» **Exercise description**: Go through the listing and copy every line word for word.

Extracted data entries
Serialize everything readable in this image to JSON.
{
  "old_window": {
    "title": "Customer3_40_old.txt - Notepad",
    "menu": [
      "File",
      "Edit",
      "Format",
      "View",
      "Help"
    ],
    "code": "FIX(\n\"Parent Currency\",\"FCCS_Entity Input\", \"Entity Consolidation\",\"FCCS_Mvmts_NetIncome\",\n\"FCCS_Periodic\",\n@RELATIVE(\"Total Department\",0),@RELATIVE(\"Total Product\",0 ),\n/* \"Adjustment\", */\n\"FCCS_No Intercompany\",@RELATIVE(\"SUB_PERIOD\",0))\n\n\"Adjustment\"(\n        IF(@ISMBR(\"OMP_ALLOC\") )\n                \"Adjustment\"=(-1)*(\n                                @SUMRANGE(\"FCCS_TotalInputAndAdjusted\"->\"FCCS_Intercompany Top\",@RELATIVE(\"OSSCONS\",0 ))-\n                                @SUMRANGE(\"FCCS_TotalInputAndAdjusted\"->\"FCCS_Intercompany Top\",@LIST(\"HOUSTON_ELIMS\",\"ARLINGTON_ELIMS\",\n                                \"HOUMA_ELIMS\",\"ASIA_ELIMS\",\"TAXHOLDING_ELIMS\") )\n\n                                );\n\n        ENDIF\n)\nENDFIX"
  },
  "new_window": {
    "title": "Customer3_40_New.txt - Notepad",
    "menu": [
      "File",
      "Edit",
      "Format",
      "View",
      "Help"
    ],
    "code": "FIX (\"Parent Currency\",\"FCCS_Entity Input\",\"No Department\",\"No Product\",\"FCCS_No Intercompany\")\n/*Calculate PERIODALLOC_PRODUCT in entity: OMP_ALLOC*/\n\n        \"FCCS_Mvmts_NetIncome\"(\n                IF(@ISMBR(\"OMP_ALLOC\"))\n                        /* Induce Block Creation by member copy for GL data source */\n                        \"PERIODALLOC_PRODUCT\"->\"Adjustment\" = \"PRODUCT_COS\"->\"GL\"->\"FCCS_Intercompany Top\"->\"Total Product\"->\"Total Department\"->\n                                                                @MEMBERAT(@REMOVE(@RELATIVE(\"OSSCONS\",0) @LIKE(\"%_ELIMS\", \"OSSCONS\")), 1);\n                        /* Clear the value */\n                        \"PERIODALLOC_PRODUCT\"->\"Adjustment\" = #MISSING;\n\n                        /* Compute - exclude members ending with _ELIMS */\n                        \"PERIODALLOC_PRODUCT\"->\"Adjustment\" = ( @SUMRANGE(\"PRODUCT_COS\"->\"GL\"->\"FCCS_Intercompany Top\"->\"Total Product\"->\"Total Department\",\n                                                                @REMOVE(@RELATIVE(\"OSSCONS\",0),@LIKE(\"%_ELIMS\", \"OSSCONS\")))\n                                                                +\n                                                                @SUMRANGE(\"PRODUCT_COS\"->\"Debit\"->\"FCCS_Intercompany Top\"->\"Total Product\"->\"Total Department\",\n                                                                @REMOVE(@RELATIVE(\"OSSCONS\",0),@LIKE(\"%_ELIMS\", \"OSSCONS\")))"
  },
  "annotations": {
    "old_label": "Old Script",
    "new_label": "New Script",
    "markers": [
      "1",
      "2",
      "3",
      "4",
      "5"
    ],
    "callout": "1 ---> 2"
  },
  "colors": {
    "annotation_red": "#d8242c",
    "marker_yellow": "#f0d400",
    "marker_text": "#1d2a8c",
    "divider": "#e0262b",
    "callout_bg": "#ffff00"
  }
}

» **Expected output**:
Serialize everything readable in this image to JSON.
{
  "old_window": {
    "title": "Customer3_40_old.txt - Notepad",
    "menu": [
      "File",
      "Edit",
      "Format",
      "View",
      "Help"
    ],
    "code": "FIX(\n\"Parent Currency\",\"FCCS_Entity Input\", \"Entity Consolidation\",\"FCCS_Mvmts_NetIncome\",\n\"FCCS_Periodic\",\n@RELATIVE(\"Total Department\",0),@RELATIVE(\"Total Product\",0 ),\n/* \"Adjustment\", */\n\"FCCS_No Intercompany\",@RELATIVE(\"SUB_PERIOD\",0))\n\n\"Adjustment\"(\n        IF(@ISMBR(\"OMP_ALLOC\") )\n                \"Adjustment\"=(-1)*(\n                                @SUMRANGE(\"FCCS_TotalInputAndAdjusted\"->\"FCCS_Intercompany Top\",@RELATIVE(\"OSSCONS\",0 ))-\n                                @SUMRANGE(\"FCCS_TotalInputAndAdjusted\"->\"FCCS_Intercompany Top\",@LIST(\"HOUSTON_ELIMS\",\"ARLINGTON_ELIMS\",\n                                \"HOUMA_ELIMS\",\"ASIA_ELIMS\",\"TAXHOLDING_ELIMS\") )\n\n                                );\n\n        ENDIF\n)\nENDFIX"
  },
  "new_window": {
    "title": "Customer3_40_New.txt - Notepad",
    "menu": [
      "File",
      "Edit",
      "Format",
      "View",
      "Help"
    ],
    "code": "FIX (\"Parent Currency\",\"FCCS_Entity Input\",\"No Department\",\"No Product\",\"FCCS_No Intercompany\")\n/*Calculate PERIODALLOC_PRODUCT in entity: OMP_ALLOC*/\n\n        \"FCCS_Mvmts_NetIncome\"(\n                IF(@ISMBR(\"OMP_ALLOC\"))\n                        /* Induce Block Creation by member copy for GL data source */\n                        \"PERIODALLOC_PRODUCT\"->\"Adjustment\" = \"PRODUCT_COS\"->\"GL\"->\"FCCS_Intercompany Top\"->\"Total Product\"->\"Total Department\"->\n                                                                @MEMBERAT(@REMOVE(@RELATIVE(\"OSSCONS\",0) @LIKE(\"%_ELIMS\", \"OSSCONS\")), 1);\n                        /* Clear the value */\n                        \"PERIODALLOC_PRODUCT\"->\"Adjustment\" = #MISSING;\n\n                        /* Compute - exclude members ending with _ELIMS */\n                        \"PERIODALLOC_PRODUCT\"->\"Adjustment\" = ( @SUMRANGE(\"PRODUCT_COS\"->\"GL\"->\"FCCS_Intercompany Top\"->\"Total Product\"->\"Total Department\",\n                                                                @REMOVE(@RELATIVE(\"OSSCONS\",0),@LIKE(\"%_ELIMS\", \"OSSCONS\")))\n                                                                +\n                                                                @SUMRANGE(\"PRODUCT_COS\"->\"Debit\"->\"FCCS_Intercompany Top\"->\"Total Product\"->\"Total Department\",\n                                                                @REMOVE(@RELATIVE(\"OSSCONS\",0),@LIKE(\"%_ELIMS\", \"OSSCONS\")))"
  },
  "annotations": {
    "old_label": "Old Script",
    "new_label": "New Script",
    "markers": [
      "1",
      "2",
      "3",
      "4",
      "5"
    ],
    "callout": "1 ---> 2"
  },
  "colors": {
    "annotation_red": "#d8242c",
    "marker_yellow": "#f0d400",
    "marker_text": "#1d2a8c",
    "divider": "#e0262b",
    "callout_bg": "#ffff00"
  }
}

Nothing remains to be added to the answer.